** Start **
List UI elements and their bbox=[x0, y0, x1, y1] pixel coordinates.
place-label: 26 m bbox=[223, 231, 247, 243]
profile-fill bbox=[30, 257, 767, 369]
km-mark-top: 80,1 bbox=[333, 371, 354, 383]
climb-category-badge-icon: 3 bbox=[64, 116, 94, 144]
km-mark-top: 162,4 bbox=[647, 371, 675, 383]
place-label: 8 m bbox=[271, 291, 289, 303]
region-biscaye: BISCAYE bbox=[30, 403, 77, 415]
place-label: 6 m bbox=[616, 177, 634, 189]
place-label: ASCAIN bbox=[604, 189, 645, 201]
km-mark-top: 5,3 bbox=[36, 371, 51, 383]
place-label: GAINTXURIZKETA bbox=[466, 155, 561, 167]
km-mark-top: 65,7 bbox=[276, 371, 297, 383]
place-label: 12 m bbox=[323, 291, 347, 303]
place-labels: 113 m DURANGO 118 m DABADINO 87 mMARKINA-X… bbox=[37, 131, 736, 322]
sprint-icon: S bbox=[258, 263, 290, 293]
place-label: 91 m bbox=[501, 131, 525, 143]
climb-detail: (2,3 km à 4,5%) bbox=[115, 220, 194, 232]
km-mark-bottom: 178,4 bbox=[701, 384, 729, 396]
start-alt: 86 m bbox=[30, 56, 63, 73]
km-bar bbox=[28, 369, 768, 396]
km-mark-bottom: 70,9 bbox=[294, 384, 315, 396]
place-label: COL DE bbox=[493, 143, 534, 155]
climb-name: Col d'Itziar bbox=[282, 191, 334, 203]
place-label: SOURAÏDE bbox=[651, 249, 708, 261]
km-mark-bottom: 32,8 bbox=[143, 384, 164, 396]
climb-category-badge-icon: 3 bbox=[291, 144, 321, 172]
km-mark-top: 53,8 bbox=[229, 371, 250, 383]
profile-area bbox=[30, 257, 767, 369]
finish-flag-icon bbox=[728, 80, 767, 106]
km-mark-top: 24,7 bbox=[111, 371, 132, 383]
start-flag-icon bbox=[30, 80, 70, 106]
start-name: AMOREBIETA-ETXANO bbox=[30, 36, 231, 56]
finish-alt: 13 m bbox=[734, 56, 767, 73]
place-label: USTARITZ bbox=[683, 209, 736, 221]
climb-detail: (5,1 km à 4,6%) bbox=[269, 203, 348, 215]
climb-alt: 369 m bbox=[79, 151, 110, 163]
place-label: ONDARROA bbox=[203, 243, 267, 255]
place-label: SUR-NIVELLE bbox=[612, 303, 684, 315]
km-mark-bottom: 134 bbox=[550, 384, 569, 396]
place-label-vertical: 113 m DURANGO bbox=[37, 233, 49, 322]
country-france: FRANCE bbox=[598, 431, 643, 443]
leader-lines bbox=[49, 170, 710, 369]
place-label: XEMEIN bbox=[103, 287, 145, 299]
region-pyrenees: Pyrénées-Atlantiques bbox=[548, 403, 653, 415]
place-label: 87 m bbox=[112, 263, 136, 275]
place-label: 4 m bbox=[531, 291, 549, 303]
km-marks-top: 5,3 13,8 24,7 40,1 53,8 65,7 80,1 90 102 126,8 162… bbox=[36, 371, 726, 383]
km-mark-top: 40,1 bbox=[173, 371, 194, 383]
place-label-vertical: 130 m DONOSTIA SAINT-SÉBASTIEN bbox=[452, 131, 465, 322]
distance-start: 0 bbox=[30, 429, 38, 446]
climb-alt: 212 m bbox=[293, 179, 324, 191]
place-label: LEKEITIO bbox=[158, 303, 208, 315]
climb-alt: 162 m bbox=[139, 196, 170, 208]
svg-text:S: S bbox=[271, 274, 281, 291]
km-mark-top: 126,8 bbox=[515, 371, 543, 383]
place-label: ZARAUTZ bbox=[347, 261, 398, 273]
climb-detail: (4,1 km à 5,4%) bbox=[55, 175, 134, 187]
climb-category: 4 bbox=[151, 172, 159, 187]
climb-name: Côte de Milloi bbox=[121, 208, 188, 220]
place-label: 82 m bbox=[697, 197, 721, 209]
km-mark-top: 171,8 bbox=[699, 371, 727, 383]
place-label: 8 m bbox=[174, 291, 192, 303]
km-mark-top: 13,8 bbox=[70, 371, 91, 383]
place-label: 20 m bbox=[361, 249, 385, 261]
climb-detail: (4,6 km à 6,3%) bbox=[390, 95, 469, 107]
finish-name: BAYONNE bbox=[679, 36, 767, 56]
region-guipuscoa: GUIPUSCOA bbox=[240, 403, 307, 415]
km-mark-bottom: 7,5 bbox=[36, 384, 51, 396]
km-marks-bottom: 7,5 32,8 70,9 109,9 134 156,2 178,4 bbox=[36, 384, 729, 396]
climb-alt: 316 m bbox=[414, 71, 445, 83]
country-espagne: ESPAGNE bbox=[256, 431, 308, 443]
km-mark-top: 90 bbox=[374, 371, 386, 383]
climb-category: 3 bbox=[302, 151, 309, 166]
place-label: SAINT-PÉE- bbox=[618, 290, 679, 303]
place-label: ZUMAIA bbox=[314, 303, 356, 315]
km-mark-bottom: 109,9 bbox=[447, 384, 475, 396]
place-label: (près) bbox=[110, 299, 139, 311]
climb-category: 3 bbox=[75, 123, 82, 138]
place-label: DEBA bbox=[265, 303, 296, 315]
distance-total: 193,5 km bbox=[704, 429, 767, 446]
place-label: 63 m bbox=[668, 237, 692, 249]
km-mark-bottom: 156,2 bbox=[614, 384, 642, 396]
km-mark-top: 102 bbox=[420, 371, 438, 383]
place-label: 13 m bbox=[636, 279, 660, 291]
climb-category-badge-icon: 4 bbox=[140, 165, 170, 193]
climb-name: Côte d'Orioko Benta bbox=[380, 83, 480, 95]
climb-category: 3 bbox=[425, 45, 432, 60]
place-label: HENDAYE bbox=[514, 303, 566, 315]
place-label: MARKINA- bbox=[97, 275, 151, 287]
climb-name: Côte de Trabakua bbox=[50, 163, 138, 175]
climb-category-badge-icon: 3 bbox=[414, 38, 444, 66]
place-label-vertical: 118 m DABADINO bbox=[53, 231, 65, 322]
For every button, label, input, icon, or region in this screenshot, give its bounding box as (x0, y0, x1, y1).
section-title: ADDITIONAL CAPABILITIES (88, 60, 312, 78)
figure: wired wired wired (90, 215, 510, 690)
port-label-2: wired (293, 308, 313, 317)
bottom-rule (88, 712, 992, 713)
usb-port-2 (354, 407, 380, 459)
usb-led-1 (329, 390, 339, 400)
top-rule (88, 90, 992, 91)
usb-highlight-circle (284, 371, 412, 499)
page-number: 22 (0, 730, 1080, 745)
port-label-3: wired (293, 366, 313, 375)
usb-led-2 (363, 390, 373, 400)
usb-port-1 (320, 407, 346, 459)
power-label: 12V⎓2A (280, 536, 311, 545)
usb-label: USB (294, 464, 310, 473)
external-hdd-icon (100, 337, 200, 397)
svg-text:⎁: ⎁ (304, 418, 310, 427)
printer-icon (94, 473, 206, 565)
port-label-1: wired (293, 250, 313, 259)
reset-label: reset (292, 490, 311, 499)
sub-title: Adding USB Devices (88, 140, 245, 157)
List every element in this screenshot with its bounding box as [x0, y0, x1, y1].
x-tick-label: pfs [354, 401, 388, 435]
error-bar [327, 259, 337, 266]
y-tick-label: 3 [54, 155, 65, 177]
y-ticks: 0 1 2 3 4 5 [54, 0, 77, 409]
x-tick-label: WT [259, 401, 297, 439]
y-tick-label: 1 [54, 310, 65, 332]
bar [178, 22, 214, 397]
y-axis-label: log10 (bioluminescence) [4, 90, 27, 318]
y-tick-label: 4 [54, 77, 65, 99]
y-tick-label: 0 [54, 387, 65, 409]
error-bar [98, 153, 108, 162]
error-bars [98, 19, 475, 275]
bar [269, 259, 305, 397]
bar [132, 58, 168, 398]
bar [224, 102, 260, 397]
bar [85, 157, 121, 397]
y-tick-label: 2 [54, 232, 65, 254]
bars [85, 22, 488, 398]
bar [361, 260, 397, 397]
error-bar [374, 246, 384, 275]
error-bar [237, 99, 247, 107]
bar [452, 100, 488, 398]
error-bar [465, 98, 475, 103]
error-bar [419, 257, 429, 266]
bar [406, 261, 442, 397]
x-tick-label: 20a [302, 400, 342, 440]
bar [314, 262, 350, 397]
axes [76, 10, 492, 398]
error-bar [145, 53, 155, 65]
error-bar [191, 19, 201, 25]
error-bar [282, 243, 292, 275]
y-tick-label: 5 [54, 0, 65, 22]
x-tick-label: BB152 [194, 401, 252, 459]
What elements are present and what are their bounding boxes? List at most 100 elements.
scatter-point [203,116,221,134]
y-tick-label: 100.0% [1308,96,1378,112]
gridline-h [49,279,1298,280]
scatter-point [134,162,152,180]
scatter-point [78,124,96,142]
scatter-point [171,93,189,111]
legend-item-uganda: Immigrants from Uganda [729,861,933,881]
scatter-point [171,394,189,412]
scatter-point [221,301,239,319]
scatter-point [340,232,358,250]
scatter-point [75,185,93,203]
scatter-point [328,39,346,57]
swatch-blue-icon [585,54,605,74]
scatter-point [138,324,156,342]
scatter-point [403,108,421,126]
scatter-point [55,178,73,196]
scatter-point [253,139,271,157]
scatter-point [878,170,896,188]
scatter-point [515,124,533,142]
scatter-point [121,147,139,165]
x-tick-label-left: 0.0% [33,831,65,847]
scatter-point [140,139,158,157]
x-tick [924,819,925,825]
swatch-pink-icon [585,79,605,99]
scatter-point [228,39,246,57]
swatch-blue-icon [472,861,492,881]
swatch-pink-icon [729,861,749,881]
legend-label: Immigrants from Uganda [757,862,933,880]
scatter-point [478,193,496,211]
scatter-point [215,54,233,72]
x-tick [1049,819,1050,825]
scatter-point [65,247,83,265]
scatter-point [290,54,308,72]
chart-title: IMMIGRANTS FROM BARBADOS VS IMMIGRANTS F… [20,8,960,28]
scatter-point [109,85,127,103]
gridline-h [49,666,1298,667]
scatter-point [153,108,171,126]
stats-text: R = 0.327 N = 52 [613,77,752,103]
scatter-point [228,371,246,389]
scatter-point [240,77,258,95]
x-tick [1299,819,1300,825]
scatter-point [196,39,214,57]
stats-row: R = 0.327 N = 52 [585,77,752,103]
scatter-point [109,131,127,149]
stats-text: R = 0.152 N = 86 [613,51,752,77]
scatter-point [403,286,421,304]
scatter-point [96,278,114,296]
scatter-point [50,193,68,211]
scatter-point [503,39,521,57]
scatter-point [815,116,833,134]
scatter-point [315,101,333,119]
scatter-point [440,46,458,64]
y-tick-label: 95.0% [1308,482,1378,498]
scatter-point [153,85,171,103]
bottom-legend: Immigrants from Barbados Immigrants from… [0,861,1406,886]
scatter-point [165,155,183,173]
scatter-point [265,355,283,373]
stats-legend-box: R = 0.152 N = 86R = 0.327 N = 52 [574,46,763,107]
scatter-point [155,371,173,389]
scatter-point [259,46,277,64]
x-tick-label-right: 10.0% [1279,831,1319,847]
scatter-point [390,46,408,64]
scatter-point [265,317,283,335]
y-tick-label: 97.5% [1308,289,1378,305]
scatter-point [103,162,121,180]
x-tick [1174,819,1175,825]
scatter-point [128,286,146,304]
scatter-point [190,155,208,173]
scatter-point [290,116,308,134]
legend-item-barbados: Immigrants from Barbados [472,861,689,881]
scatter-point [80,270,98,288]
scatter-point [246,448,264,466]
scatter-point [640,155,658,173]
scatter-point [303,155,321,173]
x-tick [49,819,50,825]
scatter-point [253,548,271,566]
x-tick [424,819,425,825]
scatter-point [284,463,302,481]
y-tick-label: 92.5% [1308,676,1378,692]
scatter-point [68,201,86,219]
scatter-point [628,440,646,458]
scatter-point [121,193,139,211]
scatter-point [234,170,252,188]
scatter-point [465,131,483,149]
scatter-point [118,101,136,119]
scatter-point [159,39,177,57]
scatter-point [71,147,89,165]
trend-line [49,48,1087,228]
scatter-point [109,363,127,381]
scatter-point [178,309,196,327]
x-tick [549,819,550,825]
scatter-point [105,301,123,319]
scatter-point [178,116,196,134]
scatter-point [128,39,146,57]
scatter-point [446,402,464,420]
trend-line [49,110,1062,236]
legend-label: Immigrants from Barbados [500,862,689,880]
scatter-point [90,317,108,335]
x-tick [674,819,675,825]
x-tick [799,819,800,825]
** End **
### Direction:
Could you recast the listing above as a Markdown table with the columns Row and Line, covering only the part from its first line through the line containing "place-label: 8 m bbox=[271, 291, 289, 303]", both ends included and blank lines left out?

### In response:
| Row | Line |
|---|---|
| 1 | List UI elements and their bbox=[x0, y0, x1, y1] pixel coordinates. |
| 2 | place-label: 26 m bbox=[223, 231, 247, 243] |
| 3 | profile-fill bbox=[30, 257, 767, 369] |
| 4 | km-mark-top: 80,1 bbox=[333, 371, 354, 383] |
| 5 | climb-category-badge-icon: 3 bbox=[64, 116, 94, 144] |
| 6 | km-mark-top: 162,4 bbox=[647, 371, 675, 383] |
| 7 | place-label: 8 m bbox=[271, 291, 289, 303] |